* WORK TO BE COMPLETED: Quote the Great Wall passage word for word, starting at "Just as the" and ending at "and government policy.".

* EXTRACT TO READ:
________________________________________
Coming off another Great Wall visit, I am again pondering the paradox of the wall a paradox which is true of both the ancient one as well as the more recently constructed one.
Erected to keep out foreign invaders, the Great Wall has today become a magnet for foreign visitors from around the globe. From the rows of souvenir shops lining the path up to the wall to the shiny black cars bearing foreign dignitaries as they make their obligatory pilgrimage, everything about the wall today says "welcome," not "keep out." What was meant as a barrier is now a destination.
More recently the Great Wall has emerged as a metaphor for the efforts of China's "internet police" to keep out unwanted online content. The "Great Firewall of China," as it is often called, comprises an elaborate network of filters coupled with an army of thousands of censors who patrol local websites, chat rooms, and micro blogs looking for anything the Party might find objectionable. Like the original Great Wall, this firewall has been erected at considerable cost, both in terms of dollars and human labor.
Just as the Great Wall has paradoxically become a prime destination for visitors to China, so the "Great Firewell" has become a magnet for China watchers seeking to discern the limits of the regime's toleration of freedom of expression. Rather than create a barrier between China and the outside world, this wall has inadvertently stimulated greater interaction across China's artificially created digital divide. Netizens within China find ways to "jump the wall" using virtual private networks (VPNs), while journalists, scholars, marketers, and policy makers outside intently study the wall and what goes on inside it for clues both about public opinion and government policy.
________________________________________
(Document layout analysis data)
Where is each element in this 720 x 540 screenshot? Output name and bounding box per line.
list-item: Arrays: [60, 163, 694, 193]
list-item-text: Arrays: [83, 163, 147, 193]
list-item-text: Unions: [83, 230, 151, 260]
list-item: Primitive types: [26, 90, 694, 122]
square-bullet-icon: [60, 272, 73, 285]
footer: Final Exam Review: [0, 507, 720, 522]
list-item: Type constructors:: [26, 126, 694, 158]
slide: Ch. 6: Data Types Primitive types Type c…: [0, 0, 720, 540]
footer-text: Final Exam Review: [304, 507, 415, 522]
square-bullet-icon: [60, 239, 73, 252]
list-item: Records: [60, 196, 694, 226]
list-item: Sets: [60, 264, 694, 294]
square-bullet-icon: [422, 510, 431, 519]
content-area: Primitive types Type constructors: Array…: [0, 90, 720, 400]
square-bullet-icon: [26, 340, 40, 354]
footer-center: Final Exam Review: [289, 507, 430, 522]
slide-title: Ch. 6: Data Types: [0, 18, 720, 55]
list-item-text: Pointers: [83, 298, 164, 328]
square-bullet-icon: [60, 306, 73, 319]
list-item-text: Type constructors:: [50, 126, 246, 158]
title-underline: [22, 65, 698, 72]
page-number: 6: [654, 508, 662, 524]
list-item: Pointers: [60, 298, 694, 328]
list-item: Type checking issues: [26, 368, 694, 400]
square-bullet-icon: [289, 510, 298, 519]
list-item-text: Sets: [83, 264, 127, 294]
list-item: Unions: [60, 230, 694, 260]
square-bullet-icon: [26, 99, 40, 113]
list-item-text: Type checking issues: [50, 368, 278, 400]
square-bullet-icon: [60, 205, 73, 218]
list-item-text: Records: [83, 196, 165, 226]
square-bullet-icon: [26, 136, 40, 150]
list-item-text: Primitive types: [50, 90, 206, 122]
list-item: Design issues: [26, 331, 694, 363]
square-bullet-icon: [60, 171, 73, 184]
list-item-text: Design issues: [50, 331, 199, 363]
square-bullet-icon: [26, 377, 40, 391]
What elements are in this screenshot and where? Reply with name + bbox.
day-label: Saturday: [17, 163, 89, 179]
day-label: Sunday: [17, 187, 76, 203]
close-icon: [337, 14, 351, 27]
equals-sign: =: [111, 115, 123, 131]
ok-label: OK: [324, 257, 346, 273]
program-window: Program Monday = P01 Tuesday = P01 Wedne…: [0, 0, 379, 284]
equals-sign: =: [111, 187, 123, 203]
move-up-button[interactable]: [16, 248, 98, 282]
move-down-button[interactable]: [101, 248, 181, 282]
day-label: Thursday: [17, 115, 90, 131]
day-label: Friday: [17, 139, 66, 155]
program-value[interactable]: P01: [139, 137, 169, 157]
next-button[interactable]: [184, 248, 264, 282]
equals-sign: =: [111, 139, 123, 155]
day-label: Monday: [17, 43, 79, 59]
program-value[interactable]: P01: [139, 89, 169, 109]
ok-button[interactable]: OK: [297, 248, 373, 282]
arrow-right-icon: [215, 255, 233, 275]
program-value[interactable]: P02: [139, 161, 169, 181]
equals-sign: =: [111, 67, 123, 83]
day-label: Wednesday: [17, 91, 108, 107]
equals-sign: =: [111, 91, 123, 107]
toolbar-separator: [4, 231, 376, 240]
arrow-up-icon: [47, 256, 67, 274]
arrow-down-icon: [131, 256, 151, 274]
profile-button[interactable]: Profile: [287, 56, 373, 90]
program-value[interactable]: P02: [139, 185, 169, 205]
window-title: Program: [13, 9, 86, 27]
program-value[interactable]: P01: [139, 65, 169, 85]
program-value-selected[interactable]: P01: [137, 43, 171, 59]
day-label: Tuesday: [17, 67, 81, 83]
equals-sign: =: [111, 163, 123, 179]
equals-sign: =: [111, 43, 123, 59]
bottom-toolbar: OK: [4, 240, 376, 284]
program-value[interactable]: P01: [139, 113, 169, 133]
________________________________________
* TASK RESULT:
Just as the Great Wall has paradoxically become a prime destination for visitors to China, so the "Great Firewell" has become a magnet for China watchers seeking to discern the limits of the regime's toleration of freedom of expression. Rather than create a barrier between China and the outside world, this wall has inadvertently stimulated greater interaction across China's artificially created digital divide. Netizens within China find ways to "jump the wall" using virtual private networks (VPNs), while journalists, scholars, marketers, and policy makers outside intently study the wall and what goes on inside it for clues both about public opinion and government policy.